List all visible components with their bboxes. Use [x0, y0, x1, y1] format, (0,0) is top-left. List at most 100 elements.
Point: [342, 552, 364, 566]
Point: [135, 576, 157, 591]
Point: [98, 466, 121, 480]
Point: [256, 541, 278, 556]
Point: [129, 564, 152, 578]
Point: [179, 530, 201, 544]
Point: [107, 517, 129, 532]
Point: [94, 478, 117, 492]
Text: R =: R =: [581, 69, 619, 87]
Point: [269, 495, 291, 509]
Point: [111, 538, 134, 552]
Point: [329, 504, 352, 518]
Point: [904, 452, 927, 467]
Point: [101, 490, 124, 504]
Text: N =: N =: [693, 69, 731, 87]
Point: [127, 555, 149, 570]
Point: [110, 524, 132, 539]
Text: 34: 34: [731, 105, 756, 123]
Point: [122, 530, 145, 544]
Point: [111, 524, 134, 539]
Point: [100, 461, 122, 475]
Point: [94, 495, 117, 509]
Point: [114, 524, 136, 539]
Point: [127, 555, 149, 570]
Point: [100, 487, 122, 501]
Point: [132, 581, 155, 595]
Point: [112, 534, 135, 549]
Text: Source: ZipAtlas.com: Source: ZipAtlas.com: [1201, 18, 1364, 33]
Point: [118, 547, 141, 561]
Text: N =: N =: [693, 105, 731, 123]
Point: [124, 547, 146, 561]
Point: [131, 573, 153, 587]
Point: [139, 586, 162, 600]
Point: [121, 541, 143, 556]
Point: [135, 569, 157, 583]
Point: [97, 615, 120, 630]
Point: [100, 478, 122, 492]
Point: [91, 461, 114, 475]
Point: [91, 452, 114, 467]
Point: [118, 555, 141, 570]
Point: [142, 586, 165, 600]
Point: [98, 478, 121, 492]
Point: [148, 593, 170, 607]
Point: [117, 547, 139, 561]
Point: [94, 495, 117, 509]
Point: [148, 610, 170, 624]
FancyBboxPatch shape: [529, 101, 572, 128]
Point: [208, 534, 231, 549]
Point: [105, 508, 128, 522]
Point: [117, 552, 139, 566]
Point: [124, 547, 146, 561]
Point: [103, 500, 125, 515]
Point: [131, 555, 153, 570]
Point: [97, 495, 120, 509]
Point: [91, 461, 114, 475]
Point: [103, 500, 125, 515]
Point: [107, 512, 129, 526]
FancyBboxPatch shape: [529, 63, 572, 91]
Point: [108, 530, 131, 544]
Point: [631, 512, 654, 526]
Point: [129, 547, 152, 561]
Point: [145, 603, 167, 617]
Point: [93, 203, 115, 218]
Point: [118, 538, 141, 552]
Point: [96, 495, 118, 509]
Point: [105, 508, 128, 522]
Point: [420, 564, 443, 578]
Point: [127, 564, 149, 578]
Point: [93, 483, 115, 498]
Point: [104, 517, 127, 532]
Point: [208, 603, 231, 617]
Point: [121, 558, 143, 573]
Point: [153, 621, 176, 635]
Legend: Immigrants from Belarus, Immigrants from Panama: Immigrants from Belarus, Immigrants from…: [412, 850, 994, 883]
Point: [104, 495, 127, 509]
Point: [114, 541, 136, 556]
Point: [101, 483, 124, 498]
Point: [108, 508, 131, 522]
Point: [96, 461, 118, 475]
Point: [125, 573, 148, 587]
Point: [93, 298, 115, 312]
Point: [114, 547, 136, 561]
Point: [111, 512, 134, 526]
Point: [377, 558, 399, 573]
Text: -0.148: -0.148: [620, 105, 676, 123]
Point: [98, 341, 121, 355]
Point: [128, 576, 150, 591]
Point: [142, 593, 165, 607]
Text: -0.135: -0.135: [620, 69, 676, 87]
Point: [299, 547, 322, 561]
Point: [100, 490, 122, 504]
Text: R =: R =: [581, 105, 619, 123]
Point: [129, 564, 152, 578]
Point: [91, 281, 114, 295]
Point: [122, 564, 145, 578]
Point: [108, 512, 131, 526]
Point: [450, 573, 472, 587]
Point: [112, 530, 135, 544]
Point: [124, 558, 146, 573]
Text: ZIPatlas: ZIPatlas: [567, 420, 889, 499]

** Task objective **
Could you recast the stretch of rows from the first one through the row containing "FancyBboxPatch shape: [529, 63, 572, 91]", both included, as a JSON list of strings, one string per row, leaving out any blank rows?

** Solution for this problem **
[
  "List all visible components with their bboxes. Use [x0, y0, x1, y1] format, (0,0) is top-left. List at most 100 elements.",
  "Point: [342, 552, 364, 566]",
  "Point: [135, 576, 157, 591]",
  "Point: [98, 466, 121, 480]",
  "Point: [256, 541, 278, 556]",
  "Point: [129, 564, 152, 578]",
  "Point: [179, 530, 201, 544]",
  "Point: [107, 517, 129, 532]",
  "Point: [94, 478, 117, 492]",
  "Text: R =: R =: [581, 69, 619, 87]",
  "Point: [269, 495, 291, 509]",
  "Point: [111, 538, 134, 552]",
  "Point: [329, 504, 352, 518]",
  "Point: [904, 452, 927, 467]",
  "Point: [101, 490, 124, 504]",
  "Text: N =: N =: [693, 69, 731, 87]",
  "Point: [127, 555, 149, 570]",
  "Point: [110, 524, 132, 539]",
  "Text: 34: 34: [731, 105, 756, 123]",
  "Point: [122, 530, 145, 544]",
  "Point: [111, 524, 134, 539]",
  "Point: [100, 461, 122, 475]",
  "Point: [94, 495, 117, 509]",
  "Point: [114, 524, 136, 539]",
  "Point: [127, 555, 149, 570]",
  "Point: [100, 487, 122, 501]",
  "Point: [132, 581, 155, 595]",
  "Point: [112, 534, 135, 549]",
  "Text: Source: ZipAtlas.com: Source: ZipAtlas.com: [1201, 18, 1364, 33]",
  "Point: [118, 547, 141, 561]",
  "Text: N =: N =: [693, 105, 731, 123]",
  "Point: [124, 547, 146, 561]",
  "Point: [131, 573, 153, 587]",
  "Point: [139, 586, 162, 600]",
  "Point: [121, 541, 143, 556]",
  "Point: [135, 569, 157, 583]",
  "Point: [97, 615, 120, 630]",
  "Point: [100, 478, 122, 492]",
  "Point: [91, 461, 114, 475]",
  "Point: [91, 452, 114, 467]",
  "Point: [118, 555, 141, 570]",
  "Point: [142, 586, 165, 600]",
  "Point: [98, 478, 121, 492]",
  "Point: [148, 593, 170, 607]",
  "Point: [117, 547, 139, 561]",
  "Point: [94, 495, 117, 509]",
  "Point: [148, 610, 170, 624]",
  "FancyBboxPatch shape: [529, 101, 572, 128]",
  "Point: [208, 534, 231, 549]",
  "Point: [105, 508, 128, 522]",
  "Point: [117, 552, 139, 566]",
  "Point: [124, 547, 146, 561]",
  "Point: [103, 500, 125, 515]",
  "Point: [131, 555, 153, 570]",
  "Point: [97, 495, 120, 509]",
  "Point: [91, 461, 114, 475]",
  "Point: [103, 500, 125, 515]",
  "Point: [107, 512, 129, 526]",
  "FancyBboxPatch shape: [529, 63, 572, 91]"
]